RECORDS FOR THE EXERCISE:
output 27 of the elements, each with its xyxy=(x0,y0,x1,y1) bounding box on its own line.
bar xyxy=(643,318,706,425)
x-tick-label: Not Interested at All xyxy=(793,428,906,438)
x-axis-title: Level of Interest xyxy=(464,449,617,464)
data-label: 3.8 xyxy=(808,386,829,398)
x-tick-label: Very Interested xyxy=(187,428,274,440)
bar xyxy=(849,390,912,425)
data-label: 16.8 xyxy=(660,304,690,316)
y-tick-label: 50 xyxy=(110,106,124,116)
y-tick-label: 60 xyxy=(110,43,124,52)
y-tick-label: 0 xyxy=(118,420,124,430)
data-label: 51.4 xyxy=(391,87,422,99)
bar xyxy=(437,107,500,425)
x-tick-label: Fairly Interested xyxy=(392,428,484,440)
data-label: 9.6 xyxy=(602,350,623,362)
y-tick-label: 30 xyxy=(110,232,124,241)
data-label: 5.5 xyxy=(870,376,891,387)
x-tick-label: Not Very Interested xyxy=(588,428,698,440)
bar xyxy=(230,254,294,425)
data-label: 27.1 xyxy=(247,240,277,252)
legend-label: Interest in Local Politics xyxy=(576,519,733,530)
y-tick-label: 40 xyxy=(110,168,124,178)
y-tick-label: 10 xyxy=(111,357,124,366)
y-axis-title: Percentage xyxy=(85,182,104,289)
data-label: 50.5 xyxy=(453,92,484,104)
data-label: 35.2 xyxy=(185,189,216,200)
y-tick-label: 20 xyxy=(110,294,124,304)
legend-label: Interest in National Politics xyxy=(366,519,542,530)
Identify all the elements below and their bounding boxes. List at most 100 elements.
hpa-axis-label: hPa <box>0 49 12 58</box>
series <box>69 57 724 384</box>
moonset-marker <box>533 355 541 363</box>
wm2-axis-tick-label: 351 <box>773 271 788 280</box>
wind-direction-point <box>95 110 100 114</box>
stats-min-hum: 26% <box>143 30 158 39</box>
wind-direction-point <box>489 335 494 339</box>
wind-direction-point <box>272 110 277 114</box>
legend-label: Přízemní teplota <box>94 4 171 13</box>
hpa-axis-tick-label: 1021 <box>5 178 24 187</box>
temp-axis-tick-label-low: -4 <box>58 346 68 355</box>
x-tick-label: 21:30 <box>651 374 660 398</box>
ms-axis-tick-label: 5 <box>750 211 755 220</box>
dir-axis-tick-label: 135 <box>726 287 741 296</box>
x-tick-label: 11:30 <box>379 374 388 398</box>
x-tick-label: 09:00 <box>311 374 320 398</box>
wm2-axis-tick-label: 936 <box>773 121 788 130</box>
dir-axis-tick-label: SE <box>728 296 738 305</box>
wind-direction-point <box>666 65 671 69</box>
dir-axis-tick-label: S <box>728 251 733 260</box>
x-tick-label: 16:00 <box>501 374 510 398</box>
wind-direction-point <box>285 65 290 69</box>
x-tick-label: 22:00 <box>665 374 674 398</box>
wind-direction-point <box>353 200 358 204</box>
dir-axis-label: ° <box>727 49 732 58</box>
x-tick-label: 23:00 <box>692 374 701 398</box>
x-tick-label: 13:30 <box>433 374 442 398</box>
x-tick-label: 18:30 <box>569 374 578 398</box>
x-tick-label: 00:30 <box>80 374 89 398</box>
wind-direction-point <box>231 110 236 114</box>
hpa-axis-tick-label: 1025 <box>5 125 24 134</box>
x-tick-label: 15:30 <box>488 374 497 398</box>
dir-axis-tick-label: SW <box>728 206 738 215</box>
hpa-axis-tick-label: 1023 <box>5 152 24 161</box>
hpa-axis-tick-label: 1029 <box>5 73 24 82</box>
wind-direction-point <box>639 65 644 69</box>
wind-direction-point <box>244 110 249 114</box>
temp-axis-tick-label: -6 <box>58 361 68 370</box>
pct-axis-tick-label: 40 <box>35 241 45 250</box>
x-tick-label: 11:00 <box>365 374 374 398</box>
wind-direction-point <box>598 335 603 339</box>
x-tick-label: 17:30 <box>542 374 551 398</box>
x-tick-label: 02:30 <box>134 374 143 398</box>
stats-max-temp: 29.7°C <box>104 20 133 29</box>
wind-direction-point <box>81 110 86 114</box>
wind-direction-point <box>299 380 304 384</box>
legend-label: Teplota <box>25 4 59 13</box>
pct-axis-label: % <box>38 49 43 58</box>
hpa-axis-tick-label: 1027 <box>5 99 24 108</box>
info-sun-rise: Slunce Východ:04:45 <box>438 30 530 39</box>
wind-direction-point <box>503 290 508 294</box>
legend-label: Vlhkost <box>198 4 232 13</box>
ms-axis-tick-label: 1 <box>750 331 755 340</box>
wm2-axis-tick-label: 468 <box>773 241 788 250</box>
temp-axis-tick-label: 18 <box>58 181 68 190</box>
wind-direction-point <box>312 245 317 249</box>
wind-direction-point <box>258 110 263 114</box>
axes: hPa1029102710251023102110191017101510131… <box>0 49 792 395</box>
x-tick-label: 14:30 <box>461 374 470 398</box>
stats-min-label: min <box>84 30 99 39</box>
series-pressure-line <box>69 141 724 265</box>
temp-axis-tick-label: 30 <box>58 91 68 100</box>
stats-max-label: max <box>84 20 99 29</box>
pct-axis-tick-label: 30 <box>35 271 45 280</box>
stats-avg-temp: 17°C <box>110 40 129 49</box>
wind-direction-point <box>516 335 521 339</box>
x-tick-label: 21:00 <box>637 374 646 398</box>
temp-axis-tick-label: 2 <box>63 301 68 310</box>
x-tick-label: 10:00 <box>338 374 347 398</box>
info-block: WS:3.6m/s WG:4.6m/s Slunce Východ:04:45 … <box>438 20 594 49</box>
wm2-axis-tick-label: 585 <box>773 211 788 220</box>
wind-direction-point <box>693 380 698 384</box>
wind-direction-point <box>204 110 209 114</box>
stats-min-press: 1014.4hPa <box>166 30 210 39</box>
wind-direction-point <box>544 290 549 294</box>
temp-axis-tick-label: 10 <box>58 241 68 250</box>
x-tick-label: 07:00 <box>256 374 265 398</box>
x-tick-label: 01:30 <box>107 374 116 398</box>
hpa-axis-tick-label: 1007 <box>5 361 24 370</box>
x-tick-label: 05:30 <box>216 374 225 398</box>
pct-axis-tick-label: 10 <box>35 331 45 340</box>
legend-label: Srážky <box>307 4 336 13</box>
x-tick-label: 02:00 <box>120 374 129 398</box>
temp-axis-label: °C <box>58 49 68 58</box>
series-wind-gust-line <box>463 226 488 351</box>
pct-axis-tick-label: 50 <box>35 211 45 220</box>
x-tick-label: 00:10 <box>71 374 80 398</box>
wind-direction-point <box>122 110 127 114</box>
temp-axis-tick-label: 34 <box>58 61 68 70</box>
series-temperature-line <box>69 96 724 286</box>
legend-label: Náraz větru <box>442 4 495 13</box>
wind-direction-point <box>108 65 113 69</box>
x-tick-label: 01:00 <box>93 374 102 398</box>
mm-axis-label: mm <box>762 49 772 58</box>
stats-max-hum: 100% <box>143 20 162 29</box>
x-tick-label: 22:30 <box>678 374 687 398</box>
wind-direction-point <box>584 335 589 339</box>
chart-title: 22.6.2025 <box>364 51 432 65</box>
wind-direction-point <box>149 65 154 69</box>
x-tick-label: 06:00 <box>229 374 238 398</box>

STATED EXERCISE: Can you format each line of the items above as a JSON list of strings, with one string per line and blank lines omitted?

OUTPUT FOR THIS EXERCISE:
[
  "output 27 of the elements, each with its xyxy=(x0,y0,x1,y1) bounding box on its own line.",
  "bar xyxy=(643,318,706,425)",
  "x-tick-label: Not Interested at All xyxy=(793,428,906,438)",
  "x-axis-title: Level of Interest xyxy=(464,449,617,464)",
  "data-label: 3.8 xyxy=(808,386,829,398)",
  "x-tick-label: Very Interested xyxy=(187,428,274,440)",
  "bar xyxy=(849,390,912,425)",
  "data-label: 16.8 xyxy=(660,304,690,316)",
  "y-tick-label: 50 xyxy=(110,106,124,116)",
  "y-tick-label: 60 xyxy=(110,43,124,52)",
  "y-tick-label: 0 xyxy=(118,420,124,430)",
  "data-label: 51.4 xyxy=(391,87,422,99)",
  "bar xyxy=(437,107,500,425)",
  "x-tick-label: Fairly Interested xyxy=(392,428,484,440)",
  "data-label: 9.6 xyxy=(602,350,623,362)",
  "y-tick-label: 30 xyxy=(110,232,124,241)",
  "data-label: 5.5 xyxy=(870,376,891,387)",
  "x-tick-label: Not Very Interested xyxy=(588,428,698,440)",
  "bar xyxy=(230,254,294,425)",
  "data-label: 27.1 xyxy=(247,240,277,252)",
  "legend-label: Interest in Local Politics xyxy=(576,519,733,530)",
  "y-tick-label: 40 xyxy=(110,168,124,178)",
  "y-tick-label: 10 xyxy=(111,357,124,366)",
  "y-axis-title: Percentage xyxy=(85,182,104,289)",
  "data-label: 50.5 xyxy=(453,92,484,104)",
  "data-label: 35.2 xyxy=(185,189,216,200)",
  "y-tick-label: 20 xyxy=(110,294,124,304)",
  "legend-label: Interest in National Politics xyxy=(366,519,542,530)",
  "Identify all the elements below and their bounding boxes. List at most 100 elements.",
  "hpa-axis-label: hPa <box>0 49 12 58</box>",
  "series <box>69 57 724 384</box>",
  "moonset-marker <box>533 355 541 363</box>",
  "wm2-axis-tick-label: 351 <box>773 271 788 280</box>",
  "wind-direction-point <box>95 110 100 114</box>",
  "stats-min-hum: 26% <box>143 30 158 39</box>",
  "wind-direction-point <box>489 335 494 339</box>",
  "wind-direction-point <box>272 110 277 114</box>",
  "legend-label: Přízemní teplota <box>94 4 171 13</box>",
  "hpa-axis-tick-label: 1021 <box>5 178 24 187</box>",
  "temp-axis-tick-label-low: -4 <box>58 346 68 355</box>",
  "x-tick-label: 21:30 <box>651 374 660 398</box>",
  "ms-axis-tick-label: 5 <box>750 211 755 220</box>",
  "dir-axis-tick-label: 135 <box>726 287 741 296</box>",
  "x-tick-label: 11:30 <box>379 374 388 398</box>",
  "x-tick-label: 09:00 <box>311 374 320 398</box>",
  "wm2-axis-tick-label: 936 <box>773 121 788 130</box>",
  "dir-axis-tick-label: SE <box>728 296 738 305</box>",
  "wind-direction-point <box>666 65 671 69</box>",
  "dir-axis-tick-label: S <box>728 251 733 260</box>",
  "x-tick-label: 16:00 <box>501 374 510 398</box>",
  "wind-direction-point <box>285 65 290 69</box>",
  "x-tick-label: 22:00 <box>665 374 674 398</box>",
  "wind-direction-point <box>353 200 358 204</box>",
  "dir-axis-label: ° <box>727 49 732 58</box>",
  "x-tick-label: 23:00 <box>692 374 701 398</box>",
  "x-tick-label: 13:30 <box>433 374 442 398</box>",
  "x-tick-label: 18:30 <box>569 374 578 398</box>",
  "x-tick-label: 00:30 <box>80 374 89 398</box>",
  "wind-direction-point <box>231 110 236 114</box>",
  "hpa-axis-tick-label: 1025 <box>5 125 24 134</box>",
  "x-tick-label: 15:30 <box>488 374 497 398</box>",
  "dir-axis-tick-label: SW <box>728 206 738 215</box>",
  "hpa-axis-tick-label: 1023 <box>5 152 24 161</box>",
  "hpa-axis-tick-label: 1029 <box>5 73 24 82</box>",
  "wind-direction-point <box>639 65 644 69</box>",
  "wind-direction-point <box>244 110 249 114</box>",
  "temp-axis-tick-label: -6 <box>58 361 68 370</box>",
  "pct-axis-tick-label: 40 <box>35 241 45 250</box>",
  "x-tick-label: 11:00 <box>365 374 374 398</box>",
  "wind-direction-point <box>598 335 603 339</box>",
  "x-tick-label: 17:30 <box>542 374 551 398</box>",
  "x-tick-label: 02:30 <box>134 374 143 398</box>",
  "stats-max-temp: 29.7°C <box>104 20 133 29</box>",
  "wind-direction-point <box>81 110 86 114</box>",
  "wind-direction-point <box>299 380 304 384</box>",
  "legend-label: Teplota <box>25 4 59 13</box>",
  "pct-axis-label: % <box>38 49 43 58</box>",
  "hpa-axis-tick-label: 1027 <box>5 99 24 108</box>",
  "info-sun-rise: Slunce Východ:04:45 <box>438 30 530 39</box>",
  "wind-direction-point <box>503 290 508 294</box>",
  "legend-label: Vlhkost <box>198 4 232 13</box>",
  "ms-axis-tick-label: 1 <box>750 331 755 340</box>",
  "wm2-axis-tick-label: 468 <box>773 241 788 250</box>",
  "temp-axis-tick-label: 18 <box>58 181 68 190</box>",
  "wind-direction-point <box>312 245 317 249</box>",
  "wind-direction-point <box>258 110 263 114</box>",
  "axes: hPa1029102710251023102110191017101510131… <box>0 49 792 395</box>",
  "x-tick-label: 14:30 <box>461 374 470 398</box>",
  "stats-min-label: min <box>84 30 99 39</box>",
  "series-pressure-line <box>69 141 724 265</box>",
  "temp-axis-tick-label: 30 <box>58 91 68 100</box>",
  "stats-max-label: max <box>84 20 99 29</box>",
  "pct-axis-tick-label: 30 <box>35 271 45 280</box>",
  "stats-avg-temp: 17°C <box>110 40 129 49</box>",
  "wind-direction-point <box>516 335 521 339</box>",
  "x-tick-label: 21:00 <box>637 374 646 398</box>",
  "temp-axis-tick-label: 2 <box>63 301 68 310</box>",
  "x-tick-label: 10:00 <box>338 374 347 398</box>",
  "info-block: WS:3.6m/s WG:4.6m/s Slunce Východ:04:45 … <box>438 20 594 49</box>",
  "wm2-axis-tick-label: 585 <box>773 211 788 220</box>",
  "wind-direction-point <box>693 380 698 384</box>",
  "wind-direction-point <box>204 110 209 114</box>",
  "stats-min-press: 1014.4hPa <box>166 30 210 39</box>",
  "wind-direction-point <box>544 290 549 294</box>",
  "temp-axis-tick-label: 10 <box>58 241 68 250</box>",
  "x-tick-label: 07:00 <box>256 374 265 398</box>",
  "x-tick-label: 01:30 <box>107 374 116 398</box>",
  "hpa-axis-tick-label: 1007 <box>5 361 24 370</box>",
  "x-tick-label: 05:30 <box>216 374 225 398</box>",
  "pct-axis-tick-label: 10 <box>35 331 45 340</box>",
  "legend-label: Srážky <box>307 4 336 13</box>",
  "x-tick-label: 02:00 <box>120 374 129 398</box>",
  "temp-axis-label: °C <box>58 49 68 58</box>",
  "series-wind-gust-line <box>463 226 488 351</box>",
  "pct-axis-tick-label: 50 <box>35 211 45 220</box>",
  "x-tick-label: 00:10 <box>71 374 80 398</box>",
  "wind-direction-point <box>122 110 127 114</box>",
  "temp-axis-tick-label: 34 <box>58 61 68 70</box>",
  "series-temperature-line <box>69 96 724 286</box>",
  "legend-label: Náraz větru <box>442 4 495 13</box>",
  "wind-direction-point <box>108 65 113 69</box>",
  "x-tick-label: 01:00 <box>93 374 102 398</box>",
  "mm-axis-label: mm <box>762 49 772 58</box>",
  "stats-max-hum: 100% <box>143 20 162 29</box>",
  "x-tick-label: 22:30 <box>678 374 687 398</box>",
  "wind-direction-point <box>584 335 589 339</box>",
  "chart-title: 22.6.2025 <box>364 51 432 65</box>",
  "wind-direction-point <box>149 65 154 69</box>",
  "x-tick-label: 06:00 <box>229 374 238 398</box>"
]